_Exercise details_. Go over the entries below line by line, copying each one that contains the word "ноября".

··· Information given

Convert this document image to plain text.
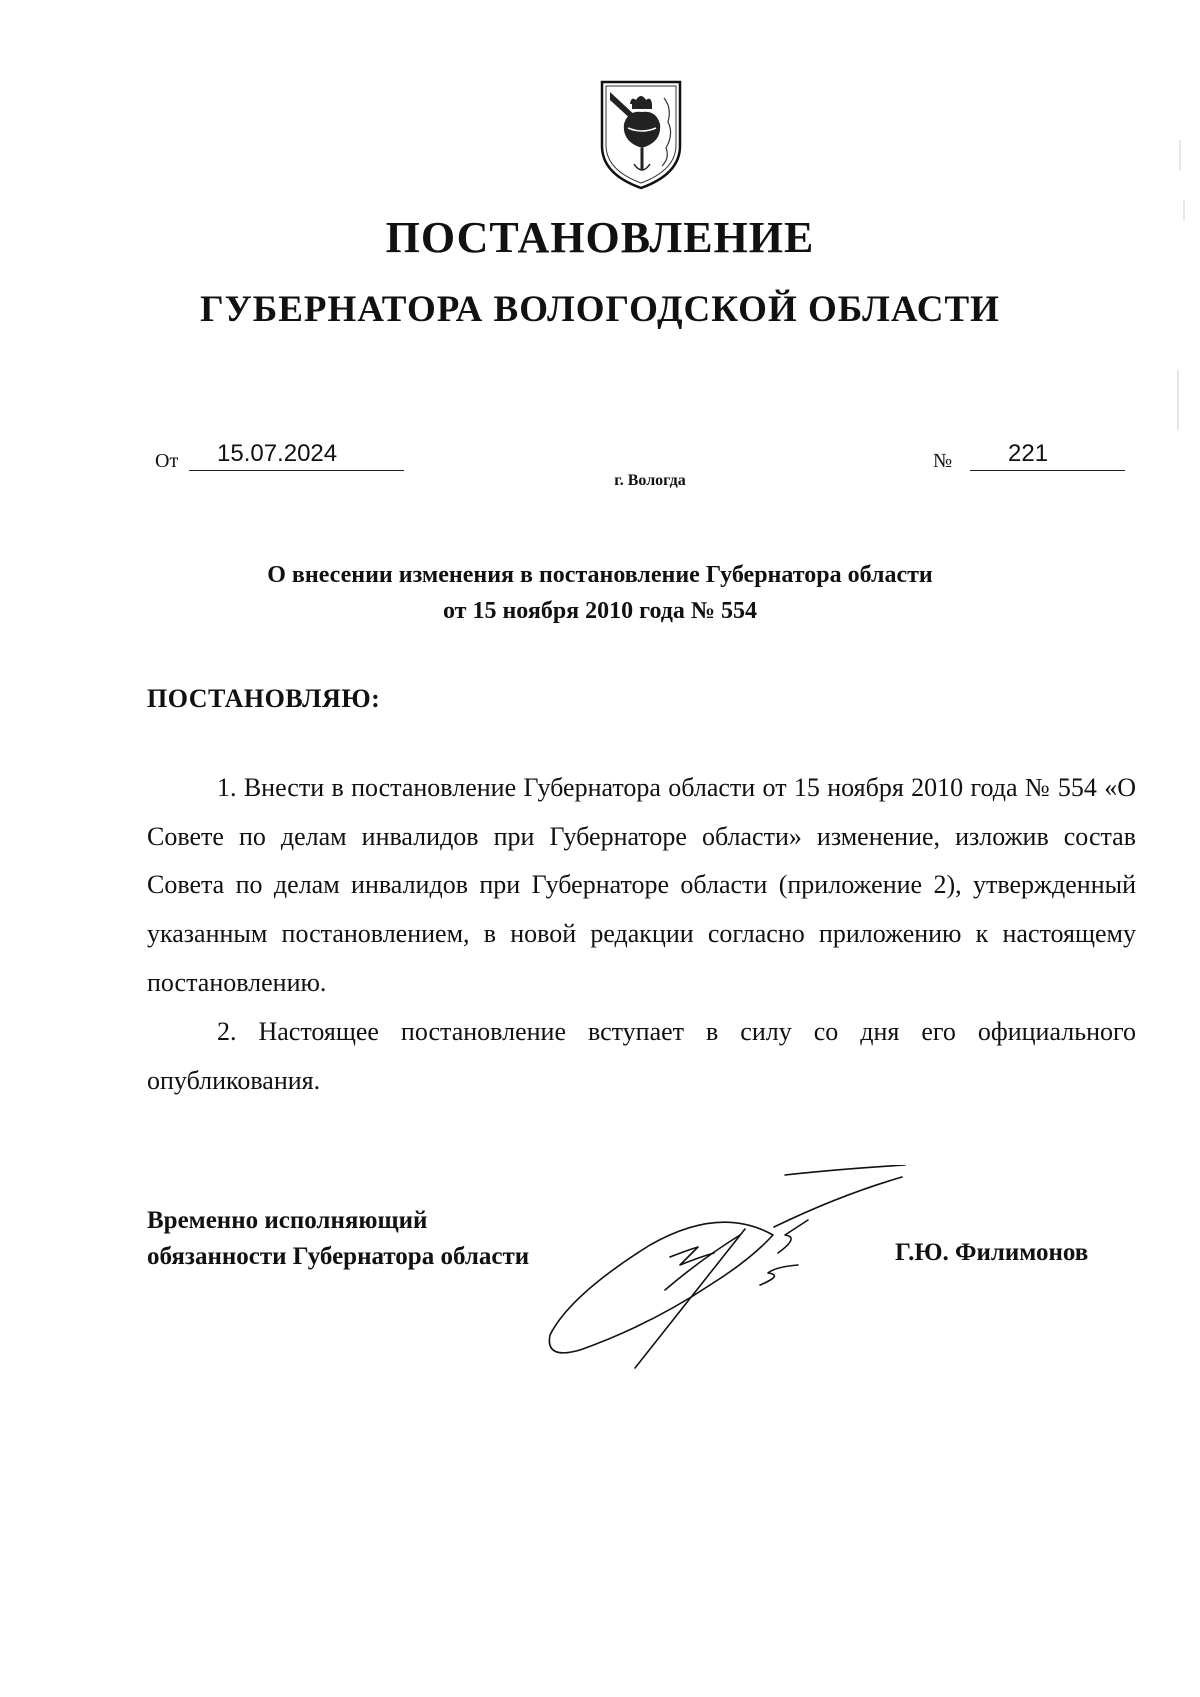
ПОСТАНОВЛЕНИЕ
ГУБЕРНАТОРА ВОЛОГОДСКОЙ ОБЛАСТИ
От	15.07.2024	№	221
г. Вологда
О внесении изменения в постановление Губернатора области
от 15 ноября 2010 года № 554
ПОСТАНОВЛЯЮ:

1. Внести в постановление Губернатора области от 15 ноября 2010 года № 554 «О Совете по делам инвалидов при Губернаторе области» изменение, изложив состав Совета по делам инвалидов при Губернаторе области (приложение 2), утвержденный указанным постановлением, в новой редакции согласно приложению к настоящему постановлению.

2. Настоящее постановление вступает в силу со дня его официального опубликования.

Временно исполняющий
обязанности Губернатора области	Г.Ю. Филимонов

······

_Task output_.
от 15 ноября 2010 года № 554
1. Внести в постановление Губернатора области от 15 ноября 2010 года № 554 «О Совете по делам инвалидов при Губернаторе области» изменение, изложив состав Совета по делам инвалидов при Губернаторе области (приложение 2), утвержденный указанным постановлением, в новой редакции согласно приложению к настоящему постановлению.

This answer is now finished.